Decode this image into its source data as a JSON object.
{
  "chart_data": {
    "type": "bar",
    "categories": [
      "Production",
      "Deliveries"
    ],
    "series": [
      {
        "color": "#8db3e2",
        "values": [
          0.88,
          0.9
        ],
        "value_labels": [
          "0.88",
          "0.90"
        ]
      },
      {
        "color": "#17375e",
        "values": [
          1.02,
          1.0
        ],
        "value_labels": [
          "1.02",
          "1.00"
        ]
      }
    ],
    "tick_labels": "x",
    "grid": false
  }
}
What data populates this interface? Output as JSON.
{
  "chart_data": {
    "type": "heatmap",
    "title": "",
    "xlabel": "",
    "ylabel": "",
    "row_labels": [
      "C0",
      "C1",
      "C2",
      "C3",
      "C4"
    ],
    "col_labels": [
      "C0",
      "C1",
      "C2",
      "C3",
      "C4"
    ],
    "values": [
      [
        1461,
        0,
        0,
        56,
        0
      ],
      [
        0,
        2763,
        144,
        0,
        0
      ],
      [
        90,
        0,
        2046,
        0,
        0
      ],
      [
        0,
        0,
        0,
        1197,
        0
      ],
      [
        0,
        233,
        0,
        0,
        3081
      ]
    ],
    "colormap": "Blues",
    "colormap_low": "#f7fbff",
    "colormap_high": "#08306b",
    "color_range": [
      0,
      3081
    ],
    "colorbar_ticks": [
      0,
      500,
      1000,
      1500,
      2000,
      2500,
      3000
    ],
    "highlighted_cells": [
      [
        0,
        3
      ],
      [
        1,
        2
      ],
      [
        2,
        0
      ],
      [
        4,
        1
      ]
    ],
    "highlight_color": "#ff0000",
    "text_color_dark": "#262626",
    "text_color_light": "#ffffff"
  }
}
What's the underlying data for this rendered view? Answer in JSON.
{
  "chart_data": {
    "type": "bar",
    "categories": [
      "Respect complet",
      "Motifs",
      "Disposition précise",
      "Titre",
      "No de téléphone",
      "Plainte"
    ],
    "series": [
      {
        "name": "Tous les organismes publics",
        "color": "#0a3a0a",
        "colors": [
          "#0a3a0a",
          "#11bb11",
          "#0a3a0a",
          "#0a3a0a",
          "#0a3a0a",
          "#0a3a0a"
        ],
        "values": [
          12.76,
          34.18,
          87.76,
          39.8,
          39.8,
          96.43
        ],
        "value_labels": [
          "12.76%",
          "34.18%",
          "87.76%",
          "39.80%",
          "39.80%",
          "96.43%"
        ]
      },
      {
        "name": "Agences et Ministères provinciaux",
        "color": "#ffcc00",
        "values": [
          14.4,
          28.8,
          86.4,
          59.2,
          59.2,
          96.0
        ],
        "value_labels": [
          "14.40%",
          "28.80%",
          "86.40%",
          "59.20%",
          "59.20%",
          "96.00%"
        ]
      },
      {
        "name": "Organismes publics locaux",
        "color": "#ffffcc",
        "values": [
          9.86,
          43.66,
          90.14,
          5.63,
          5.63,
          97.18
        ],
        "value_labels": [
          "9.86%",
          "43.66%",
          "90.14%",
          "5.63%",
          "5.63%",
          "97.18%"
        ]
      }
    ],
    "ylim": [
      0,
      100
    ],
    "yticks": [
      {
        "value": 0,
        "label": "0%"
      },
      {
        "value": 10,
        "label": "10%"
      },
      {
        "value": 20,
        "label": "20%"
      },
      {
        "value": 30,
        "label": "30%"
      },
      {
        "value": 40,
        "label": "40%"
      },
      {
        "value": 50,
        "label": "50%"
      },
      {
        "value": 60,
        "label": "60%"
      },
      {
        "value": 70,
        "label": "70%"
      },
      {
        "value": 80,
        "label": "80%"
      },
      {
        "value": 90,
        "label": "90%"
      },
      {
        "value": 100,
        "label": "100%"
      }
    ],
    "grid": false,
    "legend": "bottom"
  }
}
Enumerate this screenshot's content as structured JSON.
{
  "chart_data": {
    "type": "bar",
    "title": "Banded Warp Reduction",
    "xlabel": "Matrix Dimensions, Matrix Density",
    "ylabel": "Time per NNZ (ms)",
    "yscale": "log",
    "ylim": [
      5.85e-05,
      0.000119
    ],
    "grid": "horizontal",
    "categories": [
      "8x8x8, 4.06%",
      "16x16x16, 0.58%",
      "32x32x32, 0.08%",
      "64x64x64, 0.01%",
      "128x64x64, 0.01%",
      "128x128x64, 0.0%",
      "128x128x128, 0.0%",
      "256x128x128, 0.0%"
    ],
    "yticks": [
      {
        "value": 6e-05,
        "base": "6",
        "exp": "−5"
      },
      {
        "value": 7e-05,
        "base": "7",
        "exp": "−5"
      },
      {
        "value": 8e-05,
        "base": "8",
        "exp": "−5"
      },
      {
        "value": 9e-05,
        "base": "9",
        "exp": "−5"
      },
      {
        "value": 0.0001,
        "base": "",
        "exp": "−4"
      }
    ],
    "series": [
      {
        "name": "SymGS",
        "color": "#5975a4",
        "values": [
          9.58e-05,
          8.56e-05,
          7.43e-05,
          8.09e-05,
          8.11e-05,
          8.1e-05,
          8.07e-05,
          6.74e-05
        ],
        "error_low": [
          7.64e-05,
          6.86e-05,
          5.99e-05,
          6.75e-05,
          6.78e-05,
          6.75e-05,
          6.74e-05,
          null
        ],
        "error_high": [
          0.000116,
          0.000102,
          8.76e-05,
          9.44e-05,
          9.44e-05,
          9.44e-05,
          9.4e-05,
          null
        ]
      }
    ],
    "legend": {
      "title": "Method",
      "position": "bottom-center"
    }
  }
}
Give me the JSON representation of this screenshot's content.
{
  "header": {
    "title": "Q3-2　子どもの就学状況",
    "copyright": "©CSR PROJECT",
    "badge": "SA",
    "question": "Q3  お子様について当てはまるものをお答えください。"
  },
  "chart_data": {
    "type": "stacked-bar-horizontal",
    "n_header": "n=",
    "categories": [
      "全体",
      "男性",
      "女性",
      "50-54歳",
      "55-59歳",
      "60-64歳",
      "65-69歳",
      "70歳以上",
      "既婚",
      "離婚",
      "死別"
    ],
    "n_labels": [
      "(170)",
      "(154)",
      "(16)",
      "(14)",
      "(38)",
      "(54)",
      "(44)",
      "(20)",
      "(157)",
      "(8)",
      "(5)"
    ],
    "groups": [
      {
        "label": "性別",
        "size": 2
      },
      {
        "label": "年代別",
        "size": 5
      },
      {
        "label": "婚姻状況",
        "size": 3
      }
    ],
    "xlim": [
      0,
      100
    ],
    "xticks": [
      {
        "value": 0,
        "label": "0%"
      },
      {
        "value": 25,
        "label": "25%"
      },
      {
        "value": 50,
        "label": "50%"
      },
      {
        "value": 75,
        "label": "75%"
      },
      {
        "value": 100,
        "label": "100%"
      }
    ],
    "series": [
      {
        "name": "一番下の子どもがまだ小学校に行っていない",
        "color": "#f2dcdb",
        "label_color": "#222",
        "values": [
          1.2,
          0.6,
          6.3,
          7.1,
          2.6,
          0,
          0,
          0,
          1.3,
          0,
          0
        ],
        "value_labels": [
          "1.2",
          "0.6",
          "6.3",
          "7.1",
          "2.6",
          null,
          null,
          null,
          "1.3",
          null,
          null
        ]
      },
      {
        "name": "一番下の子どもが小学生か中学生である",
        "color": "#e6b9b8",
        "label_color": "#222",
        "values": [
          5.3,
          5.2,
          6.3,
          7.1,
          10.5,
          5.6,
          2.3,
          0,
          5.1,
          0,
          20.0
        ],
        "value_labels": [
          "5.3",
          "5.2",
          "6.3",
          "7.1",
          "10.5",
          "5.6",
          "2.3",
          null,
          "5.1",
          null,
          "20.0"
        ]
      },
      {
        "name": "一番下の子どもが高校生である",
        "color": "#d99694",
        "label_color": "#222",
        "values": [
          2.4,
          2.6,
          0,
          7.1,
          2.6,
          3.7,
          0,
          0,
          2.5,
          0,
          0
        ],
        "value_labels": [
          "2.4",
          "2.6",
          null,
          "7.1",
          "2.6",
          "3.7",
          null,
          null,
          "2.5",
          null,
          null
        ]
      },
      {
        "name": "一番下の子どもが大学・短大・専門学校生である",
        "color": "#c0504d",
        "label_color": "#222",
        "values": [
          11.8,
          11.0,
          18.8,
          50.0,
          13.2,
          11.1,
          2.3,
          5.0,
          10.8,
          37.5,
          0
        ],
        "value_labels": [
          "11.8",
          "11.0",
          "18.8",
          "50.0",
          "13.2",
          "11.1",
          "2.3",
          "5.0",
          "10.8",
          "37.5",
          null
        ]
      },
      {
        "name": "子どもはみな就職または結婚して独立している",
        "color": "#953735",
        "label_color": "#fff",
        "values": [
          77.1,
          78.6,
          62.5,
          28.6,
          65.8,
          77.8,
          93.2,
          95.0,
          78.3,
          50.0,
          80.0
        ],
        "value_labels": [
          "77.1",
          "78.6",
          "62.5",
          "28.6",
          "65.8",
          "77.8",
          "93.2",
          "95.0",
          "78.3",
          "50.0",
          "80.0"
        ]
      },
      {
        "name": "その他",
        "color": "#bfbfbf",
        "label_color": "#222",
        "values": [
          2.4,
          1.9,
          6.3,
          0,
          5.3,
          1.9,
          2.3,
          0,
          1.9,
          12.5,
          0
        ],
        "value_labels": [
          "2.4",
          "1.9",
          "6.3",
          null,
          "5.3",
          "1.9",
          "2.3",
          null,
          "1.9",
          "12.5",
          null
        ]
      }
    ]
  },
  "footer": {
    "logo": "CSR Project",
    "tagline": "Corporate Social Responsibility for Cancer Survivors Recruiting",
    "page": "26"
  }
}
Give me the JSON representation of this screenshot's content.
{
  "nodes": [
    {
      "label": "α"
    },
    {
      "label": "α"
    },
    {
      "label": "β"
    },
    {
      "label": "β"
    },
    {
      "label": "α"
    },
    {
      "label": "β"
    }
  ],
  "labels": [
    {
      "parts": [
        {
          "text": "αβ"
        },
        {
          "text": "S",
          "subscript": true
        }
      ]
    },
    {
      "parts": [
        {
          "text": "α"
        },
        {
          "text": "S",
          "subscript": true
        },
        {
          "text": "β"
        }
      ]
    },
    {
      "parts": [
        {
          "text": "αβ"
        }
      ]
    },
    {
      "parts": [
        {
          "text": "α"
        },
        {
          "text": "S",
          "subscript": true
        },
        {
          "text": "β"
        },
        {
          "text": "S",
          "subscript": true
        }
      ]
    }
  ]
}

• • • •

Exercise objective - State how many lines of the data include the word "grid", with nothing else.

Task response - 3